PROBLEM DETAILS:
Show only lines that include "size".

RAW DATA:

########################################

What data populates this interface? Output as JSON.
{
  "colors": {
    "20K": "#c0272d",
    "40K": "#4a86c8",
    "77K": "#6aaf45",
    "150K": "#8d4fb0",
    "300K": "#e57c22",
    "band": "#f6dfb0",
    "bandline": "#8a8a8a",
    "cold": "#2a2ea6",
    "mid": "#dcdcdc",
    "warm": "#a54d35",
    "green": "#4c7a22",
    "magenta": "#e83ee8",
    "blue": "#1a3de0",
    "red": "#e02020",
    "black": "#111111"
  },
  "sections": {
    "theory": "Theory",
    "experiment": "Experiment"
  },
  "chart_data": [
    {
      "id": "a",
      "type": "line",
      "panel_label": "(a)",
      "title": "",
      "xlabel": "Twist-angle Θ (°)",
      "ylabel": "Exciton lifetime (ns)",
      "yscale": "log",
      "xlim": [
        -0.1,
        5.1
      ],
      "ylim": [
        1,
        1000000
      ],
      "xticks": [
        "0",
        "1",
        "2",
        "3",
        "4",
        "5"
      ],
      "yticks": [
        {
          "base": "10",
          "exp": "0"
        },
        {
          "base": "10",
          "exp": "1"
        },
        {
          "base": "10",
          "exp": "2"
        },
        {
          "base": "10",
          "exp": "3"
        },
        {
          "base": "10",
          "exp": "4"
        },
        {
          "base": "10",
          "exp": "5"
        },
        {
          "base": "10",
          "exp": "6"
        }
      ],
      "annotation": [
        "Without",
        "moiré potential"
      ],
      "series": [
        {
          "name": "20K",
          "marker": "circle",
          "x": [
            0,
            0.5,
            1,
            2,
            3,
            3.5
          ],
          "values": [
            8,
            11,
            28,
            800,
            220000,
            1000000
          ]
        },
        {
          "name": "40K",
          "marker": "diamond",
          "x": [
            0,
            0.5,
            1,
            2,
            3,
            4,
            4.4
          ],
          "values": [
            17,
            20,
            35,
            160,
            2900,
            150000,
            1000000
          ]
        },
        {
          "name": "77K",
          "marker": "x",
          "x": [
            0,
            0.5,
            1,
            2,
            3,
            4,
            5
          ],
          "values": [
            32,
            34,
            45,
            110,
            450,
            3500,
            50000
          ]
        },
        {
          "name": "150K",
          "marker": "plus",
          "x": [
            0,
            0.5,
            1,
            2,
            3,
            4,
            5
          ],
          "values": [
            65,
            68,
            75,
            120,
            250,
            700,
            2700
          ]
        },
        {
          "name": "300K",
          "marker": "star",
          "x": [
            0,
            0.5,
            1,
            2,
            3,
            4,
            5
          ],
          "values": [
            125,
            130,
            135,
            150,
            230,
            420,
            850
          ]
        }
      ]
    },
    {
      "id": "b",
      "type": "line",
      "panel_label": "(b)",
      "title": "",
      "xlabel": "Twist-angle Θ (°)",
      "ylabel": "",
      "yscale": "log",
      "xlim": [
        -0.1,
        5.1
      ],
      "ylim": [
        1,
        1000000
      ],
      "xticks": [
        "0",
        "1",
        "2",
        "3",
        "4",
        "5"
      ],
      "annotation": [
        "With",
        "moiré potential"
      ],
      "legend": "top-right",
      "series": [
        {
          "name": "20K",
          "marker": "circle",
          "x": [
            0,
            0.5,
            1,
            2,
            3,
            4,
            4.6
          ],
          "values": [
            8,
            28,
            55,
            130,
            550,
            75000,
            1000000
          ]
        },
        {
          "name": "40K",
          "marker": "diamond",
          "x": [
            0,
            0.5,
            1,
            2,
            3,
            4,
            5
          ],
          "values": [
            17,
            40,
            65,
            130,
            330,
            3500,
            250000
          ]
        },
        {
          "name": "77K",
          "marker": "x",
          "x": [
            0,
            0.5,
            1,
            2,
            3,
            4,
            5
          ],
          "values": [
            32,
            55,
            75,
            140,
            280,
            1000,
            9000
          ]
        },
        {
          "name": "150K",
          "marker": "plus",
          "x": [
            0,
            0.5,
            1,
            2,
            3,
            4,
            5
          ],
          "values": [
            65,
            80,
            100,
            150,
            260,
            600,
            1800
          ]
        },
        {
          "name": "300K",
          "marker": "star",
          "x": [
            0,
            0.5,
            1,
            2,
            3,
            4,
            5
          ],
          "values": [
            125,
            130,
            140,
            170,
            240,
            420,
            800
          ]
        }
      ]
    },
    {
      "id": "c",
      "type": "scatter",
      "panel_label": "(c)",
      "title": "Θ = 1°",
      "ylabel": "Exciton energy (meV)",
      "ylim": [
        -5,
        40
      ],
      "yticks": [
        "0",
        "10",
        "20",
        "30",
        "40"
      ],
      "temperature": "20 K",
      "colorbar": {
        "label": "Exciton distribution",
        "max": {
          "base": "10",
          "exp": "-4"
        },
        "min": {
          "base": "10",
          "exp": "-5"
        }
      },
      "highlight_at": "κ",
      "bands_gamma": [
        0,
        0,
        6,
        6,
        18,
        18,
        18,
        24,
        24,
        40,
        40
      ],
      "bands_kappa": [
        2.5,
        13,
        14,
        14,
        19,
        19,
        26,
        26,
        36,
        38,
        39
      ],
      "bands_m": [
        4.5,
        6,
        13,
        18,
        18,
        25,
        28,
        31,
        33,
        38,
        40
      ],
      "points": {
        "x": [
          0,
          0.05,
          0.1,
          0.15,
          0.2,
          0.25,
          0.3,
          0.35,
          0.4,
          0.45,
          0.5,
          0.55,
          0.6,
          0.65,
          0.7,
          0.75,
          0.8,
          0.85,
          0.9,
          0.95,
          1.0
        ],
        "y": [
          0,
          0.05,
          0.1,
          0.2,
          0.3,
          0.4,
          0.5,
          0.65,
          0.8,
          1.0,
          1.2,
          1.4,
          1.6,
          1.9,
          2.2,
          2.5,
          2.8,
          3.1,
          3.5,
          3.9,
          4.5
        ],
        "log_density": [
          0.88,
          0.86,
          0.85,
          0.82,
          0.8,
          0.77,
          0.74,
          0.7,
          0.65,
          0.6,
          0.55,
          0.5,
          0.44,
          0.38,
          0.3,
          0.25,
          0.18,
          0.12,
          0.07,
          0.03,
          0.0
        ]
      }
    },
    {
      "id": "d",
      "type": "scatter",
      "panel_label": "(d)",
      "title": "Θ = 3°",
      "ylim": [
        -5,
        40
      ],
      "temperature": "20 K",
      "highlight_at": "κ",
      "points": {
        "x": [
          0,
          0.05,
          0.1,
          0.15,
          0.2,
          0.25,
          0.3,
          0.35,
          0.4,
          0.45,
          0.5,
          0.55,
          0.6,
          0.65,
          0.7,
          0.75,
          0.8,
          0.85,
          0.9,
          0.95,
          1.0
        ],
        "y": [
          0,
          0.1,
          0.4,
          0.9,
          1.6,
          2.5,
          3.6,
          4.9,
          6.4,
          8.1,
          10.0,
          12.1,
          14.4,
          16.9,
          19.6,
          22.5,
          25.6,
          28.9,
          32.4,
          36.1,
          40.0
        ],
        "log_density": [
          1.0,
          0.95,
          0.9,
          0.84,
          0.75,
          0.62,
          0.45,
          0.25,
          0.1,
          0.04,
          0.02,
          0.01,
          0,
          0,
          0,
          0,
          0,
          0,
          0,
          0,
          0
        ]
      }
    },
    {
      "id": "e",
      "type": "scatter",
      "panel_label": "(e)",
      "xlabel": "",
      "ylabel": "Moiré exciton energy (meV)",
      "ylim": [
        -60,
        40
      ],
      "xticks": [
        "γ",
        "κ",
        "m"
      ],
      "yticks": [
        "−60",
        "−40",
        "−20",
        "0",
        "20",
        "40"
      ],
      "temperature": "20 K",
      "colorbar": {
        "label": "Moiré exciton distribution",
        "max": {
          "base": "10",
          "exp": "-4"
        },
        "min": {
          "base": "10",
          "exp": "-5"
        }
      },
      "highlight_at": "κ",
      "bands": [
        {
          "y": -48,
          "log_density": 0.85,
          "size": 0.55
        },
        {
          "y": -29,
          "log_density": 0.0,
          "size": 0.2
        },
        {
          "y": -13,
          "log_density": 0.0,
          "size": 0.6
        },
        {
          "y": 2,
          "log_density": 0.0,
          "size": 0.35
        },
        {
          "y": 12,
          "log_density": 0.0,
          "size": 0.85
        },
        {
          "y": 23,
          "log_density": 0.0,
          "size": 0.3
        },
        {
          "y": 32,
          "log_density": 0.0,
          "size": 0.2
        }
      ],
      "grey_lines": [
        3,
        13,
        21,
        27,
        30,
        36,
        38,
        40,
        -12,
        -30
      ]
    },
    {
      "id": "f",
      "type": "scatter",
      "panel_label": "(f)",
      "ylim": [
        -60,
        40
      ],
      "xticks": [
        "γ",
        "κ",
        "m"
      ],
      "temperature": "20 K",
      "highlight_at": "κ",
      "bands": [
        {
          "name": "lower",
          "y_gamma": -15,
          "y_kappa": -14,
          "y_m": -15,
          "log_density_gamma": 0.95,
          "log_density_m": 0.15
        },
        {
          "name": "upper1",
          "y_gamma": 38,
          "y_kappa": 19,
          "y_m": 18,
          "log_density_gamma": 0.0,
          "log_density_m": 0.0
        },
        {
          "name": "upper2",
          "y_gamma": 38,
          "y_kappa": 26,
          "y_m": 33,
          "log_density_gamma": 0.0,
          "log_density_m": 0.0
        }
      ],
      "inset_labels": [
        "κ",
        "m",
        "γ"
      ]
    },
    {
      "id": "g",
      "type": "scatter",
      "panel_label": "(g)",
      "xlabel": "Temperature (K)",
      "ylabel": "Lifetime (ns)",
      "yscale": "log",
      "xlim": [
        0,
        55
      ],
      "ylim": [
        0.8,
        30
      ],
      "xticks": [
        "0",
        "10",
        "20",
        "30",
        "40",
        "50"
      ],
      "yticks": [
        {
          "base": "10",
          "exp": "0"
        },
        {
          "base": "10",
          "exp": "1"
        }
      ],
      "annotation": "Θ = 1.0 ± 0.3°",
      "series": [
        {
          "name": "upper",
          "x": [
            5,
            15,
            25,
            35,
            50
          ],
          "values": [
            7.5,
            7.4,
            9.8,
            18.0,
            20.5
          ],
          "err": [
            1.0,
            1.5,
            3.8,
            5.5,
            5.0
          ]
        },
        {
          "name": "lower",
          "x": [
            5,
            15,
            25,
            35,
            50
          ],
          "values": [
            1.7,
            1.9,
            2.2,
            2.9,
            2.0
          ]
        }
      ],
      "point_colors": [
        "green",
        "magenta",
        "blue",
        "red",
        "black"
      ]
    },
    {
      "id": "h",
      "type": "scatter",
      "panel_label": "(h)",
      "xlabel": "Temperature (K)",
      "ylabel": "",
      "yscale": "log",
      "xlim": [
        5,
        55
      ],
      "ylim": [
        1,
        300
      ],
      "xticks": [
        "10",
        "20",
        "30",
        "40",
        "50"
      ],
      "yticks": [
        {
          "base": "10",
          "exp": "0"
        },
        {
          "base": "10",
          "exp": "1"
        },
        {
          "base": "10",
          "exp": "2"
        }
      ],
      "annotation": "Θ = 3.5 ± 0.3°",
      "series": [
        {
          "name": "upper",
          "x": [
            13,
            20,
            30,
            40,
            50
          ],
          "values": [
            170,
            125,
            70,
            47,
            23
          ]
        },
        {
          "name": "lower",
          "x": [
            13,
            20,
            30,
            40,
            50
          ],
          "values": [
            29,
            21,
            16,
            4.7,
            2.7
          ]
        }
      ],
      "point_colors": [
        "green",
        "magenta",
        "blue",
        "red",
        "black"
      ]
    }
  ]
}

########################################

RESPONSE TO THIS EXERCISE:
          "size": 0.55
          "size": 0.2
          "size": 0.6
          "size": 0.35
          "size": 0.85
          "size": 0.3
          "size": 0.2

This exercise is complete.